**REQUIREMENT:** Set down each line of the material that follows, exactly, with no pictures.

**SUPPLIED ENTRIES:**
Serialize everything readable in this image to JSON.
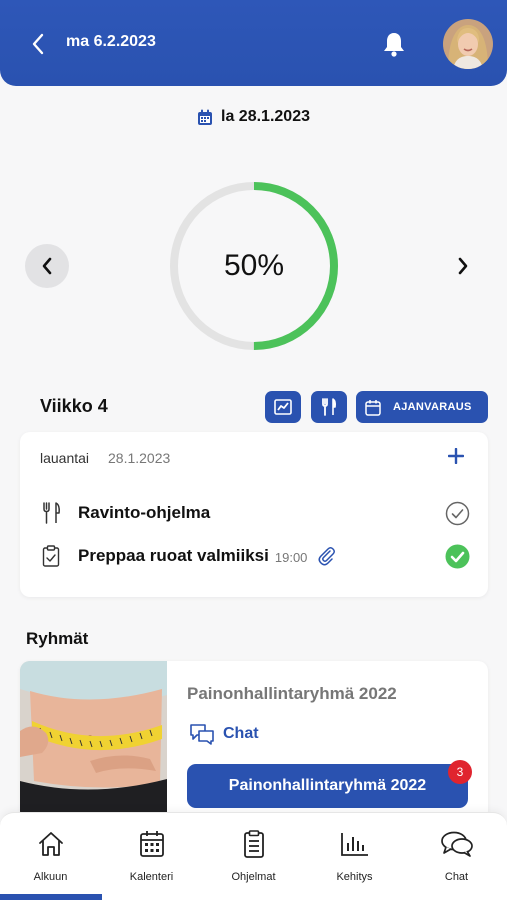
{
  "header": {
    "title": "ma 6.2.2023"
  },
  "selected_date": "la 28.1.2023",
  "progress": {
    "percent_label": "50%",
    "value": 0.5,
    "color": "#4cc25a",
    "track_color": "#e3e3e3"
  },
  "week": {
    "title": "Viikko 4",
    "booking_label": "AJANVARAUS"
  },
  "day_card": {
    "day_name": "lauantai",
    "date": "28.1.2023",
    "tasks": [
      {
        "title": "Ravinto-ohjelma",
        "time": "",
        "done": false
      },
      {
        "title": "Preppaa ruoat valmiiksi",
        "time": "19:00",
        "done": true
      }
    ]
  },
  "groups": {
    "title": "Ryhmät",
    "items": [
      {
        "name": "Painonhallintaryhmä 2022",
        "chat_label": "Chat",
        "button_label": "Painonhallintaryhmä 2022",
        "badge": "3"
      }
    ]
  },
  "bottom_nav": [
    {
      "label": "Alkuun",
      "icon": "home-icon",
      "active": true
    },
    {
      "label": "Kalenteri",
      "icon": "calendar-icon",
      "active": false
    },
    {
      "label": "Ohjelmat",
      "icon": "clipboard-icon",
      "active": false
    },
    {
      "label": "Kehitys",
      "icon": "bar-chart-icon",
      "active": false
    },
    {
      "label": "Chat",
      "icon": "chat-bubbles-icon",
      "active": false
    }
  ],
  "colors": {
    "primary": "#2a52b0",
    "success": "#4cc25a",
    "badge": "#e0242e"
  }
}
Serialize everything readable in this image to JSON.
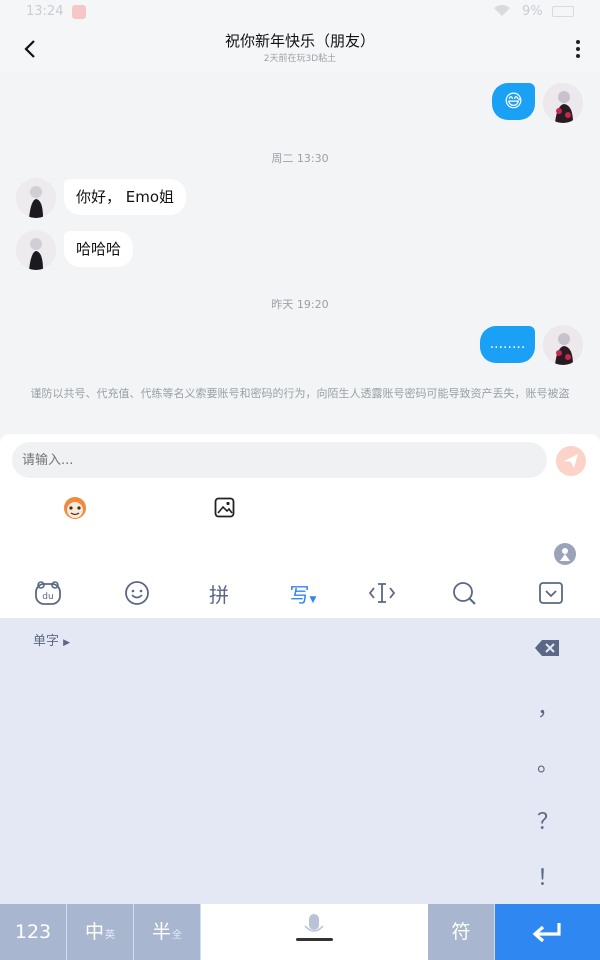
{
  "status_bar": {
    "time": "13:24",
    "battery": "9%"
  },
  "header": {
    "title": "祝你新年快乐（朋友）",
    "subtitle": "2天前在玩3D粘土"
  },
  "messages": {
    "out1_text": "😅",
    "sep1": "周二 13:30",
    "in1_text": "你好， Emo姐",
    "in2_text": "哈哈哈",
    "sep2": "昨天 19:20",
    "out2_text": "........",
    "warning": "谨防以共号、代充值、代练等名义索要账号和密码的行为，向陌生人透露账号密码可能导致资产丢失，账号被盗"
  },
  "input": {
    "placeholder": "请输入..."
  },
  "keyboard": {
    "tools": [
      "du",
      "☺",
      "拼",
      "写",
      "⟨I⟩",
      "Q",
      "∨"
    ],
    "single_char": "单字",
    "punctuation": [
      "，",
      "。",
      "？",
      "！"
    ],
    "keys": {
      "num": "123",
      "zh": "中",
      "zh_sub": "英",
      "half": "半",
      "half_sub": "全",
      "symbol": "符"
    }
  },
  "colors": {
    "accent": "#1aa1f6",
    "keyboard_bg": "#e4e8f4",
    "enter": "#2f87f2"
  }
}
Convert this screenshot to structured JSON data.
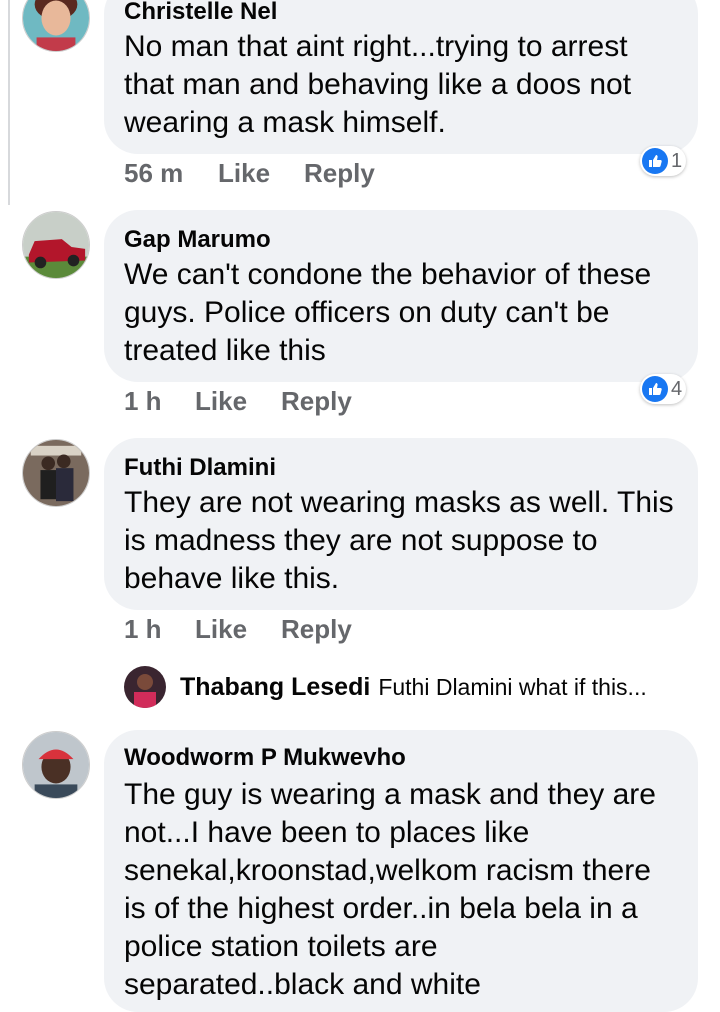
{
  "comments": [
    {
      "author": "Christelle Nel",
      "text": [
        "No man that aint right...trying to arrest",
        "that man and behaving like a doos not",
        "wearing a mask himself."
      ],
      "time": "56 m",
      "like_label": "Like",
      "reply_label": "Reply",
      "reactions": "1",
      "avatar": "woman-avatar"
    },
    {
      "author": "Gap Marumo",
      "text": [
        "We can't condone the behavior of these",
        "guys. Police officers on duty can't be",
        "treated like this"
      ],
      "time": "1 h",
      "like_label": "Like",
      "reply_label": "Reply",
      "reactions": "4",
      "avatar": "red-car-avatar"
    },
    {
      "author": "Futhi Dlamini",
      "text": [
        "They are not wearing masks as well. This",
        "is madness they are not suppose to",
        "behave like this."
      ],
      "time": "1 h",
      "like_label": "Like",
      "reply_label": "Reply",
      "avatar": "couple-avatar"
    },
    {
      "author": "Woodworm P Mukwevho",
      "text": [
        "The guy is wearing a mask and they are",
        "not...I have been to places like",
        "senekal,kroonstad,welkom racism there",
        "is of the highest order..in bela bela in a",
        "police station toilets are",
        "separated..black and white"
      ],
      "avatar": "man-red-cap-avatar"
    }
  ],
  "reply_preview": {
    "author": "Thabang Lesedi",
    "text": "Futhi Dlamini  what if this..."
  },
  "colors": {
    "bubble": "#f0f2f5",
    "meta": "#65676b",
    "like_blue": "#1877f2"
  }
}
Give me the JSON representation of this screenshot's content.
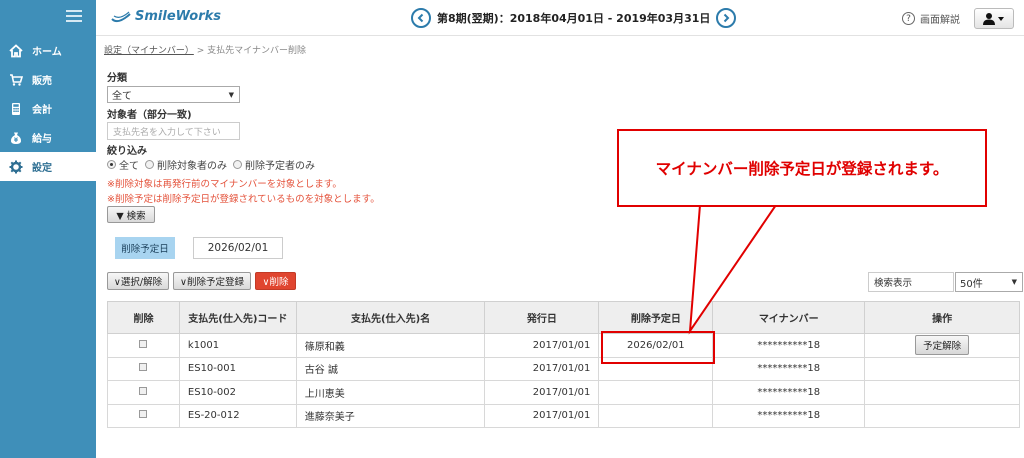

**OUTPUT FOR THIS EXERCISE:**
Serialize everything readable in this image to JSON.
{
  "header": {
    "title": "ma 6.2.2023"
  },
  "selected_date": "la 28.1.2023",
  "progress": {
    "percent_label": "50%",
    "value": 0.5,
    "color": "#4cc25a",
    "track_color": "#e3e3e3"
  },
  "week": {
    "title": "Viikko 4",
    "booking_label": "AJANVARAUS"
  },
  "day_card": {
    "day_name": "lauantai",
    "date": "28.1.2023",
    "tasks": [
      {
        "title": "Ravinto-ohjelma",
        "time": "",
        "done": false
      },
      {
        "title": "Preppaa ruoat valmiiksi",
        "time": "19:00",
        "done": true
      }
    ]
  },
  "groups": {
    "title": "Ryhmät",
    "items": [
      {
        "name": "Painonhallintaryhmä 2022",
        "chat_label": "Chat",
        "button_label": "Painonhallintaryhmä 2022",
        "badge": "3"
      }
    ]
  },
  "bottom_nav": [
    {
      "label": "Alkuun",
      "icon": "home-icon",
      "active": true
    },
    {
      "label": "Kalenteri",
      "icon": "calendar-icon",
      "active": false
    },
    {
      "label": "Ohjelmat",
      "icon": "clipboard-icon",
      "active": false
    },
    {
      "label": "Kehitys",
      "icon": "bar-chart-icon",
      "active": false
    },
    {
      "label": "Chat",
      "icon": "chat-bubbles-icon",
      "active": false
    }
  ],
  "colors": {
    "primary": "#2a52b0",
    "success": "#4cc25a",
    "badge": "#e0242e"
  }
}
Serialize everything readable in this image to JSON.
{
  "status_bar": {
    "time": "13:24",
    "battery": "9%"
  },
  "header": {
    "title": "祝你新年快乐（朋友）",
    "subtitle": "2天前在玩3D粘土"
  },
  "messages": {
    "out1_text": "😅",
    "sep1": "周二 13:30",
    "in1_text": "你好， Emo姐",
    "in2_text": "哈哈哈",
    "sep2": "昨天 19:20",
    "out2_text": "........",
    "warning": "谨防以共号、代充值、代练等名义索要账号和密码的行为，向陌生人透露账号密码可能导致资产丢失，账号被盗"
  },
  "input": {
    "placeholder": "请输入..."
  },
  "keyboard": {
    "tools": [
      "du",
      "☺",
      "拼",
      "写",
      "⟨I⟩",
      "Q",
      "∨"
    ],
    "single_char": "单字",
    "punctuation": [
      "，",
      "。",
      "？",
      "！"
    ],
    "keys": {
      "num": "123",
      "zh": "中",
      "zh_sub": "英",
      "half": "半",
      "half_sub": "全",
      "symbol": "符"
    }
  },
  "colors": {
    "accent": "#1aa1f6",
    "keyboard_bg": "#e4e8f4",
    "enter": "#2f87f2"
  }
}
Convert this screenshot to structured JSON data.
{
  "comments": [
    {
      "author": "Christelle Nel",
      "text": [
        "No man that aint right...trying to arrest",
        "that man and behaving like a doos not",
        "wearing a mask himself."
      ],
      "time": "56 m",
      "like_label": "Like",
      "reply_label": "Reply",
      "reactions": "1",
      "avatar": "woman-avatar"
    },
    {
      "author": "Gap Marumo",
      "text": [
        "We can't condone the behavior of these",
        "guys. Police officers on duty can't be",
        "treated like this"
      ],
      "time": "1 h",
      "like_label": "Like",
      "reply_label": "Reply",
      "reactions": "4",
      "avatar": "red-car-avatar"
    },
    {
      "author": "Futhi Dlamini",
      "text": [
        "They are not wearing masks as well. This",
        "is madness they are not suppose to",
        "behave like this."
      ],
      "time": "1 h",
      "like_label": "Like",
      "reply_label": "Reply",
      "avatar": "couple-avatar"
    },
    {
      "author": "Woodworm P Mukwevho",
      "text": [
        "The guy is wearing a mask and they are",
        "not...I have been to places like",
        "senekal,kroonstad,welkom racism there",
        "is of the highest order..in bela bela in a",
        "police station toilets are",
        "separated..black and white"
      ],
      "avatar": "man-red-cap-avatar"
    }
  ],
  "reply_preview": {
    "author": "Thabang Lesedi",
    "text": "Futhi Dlamini  what if this..."
  },
  "colors": {
    "bubble": "#f0f2f5",
    "meta": "#65676b",
    "like_blue": "#1877f2"
  }
}
Give me the JSON representation of this screenshot's content.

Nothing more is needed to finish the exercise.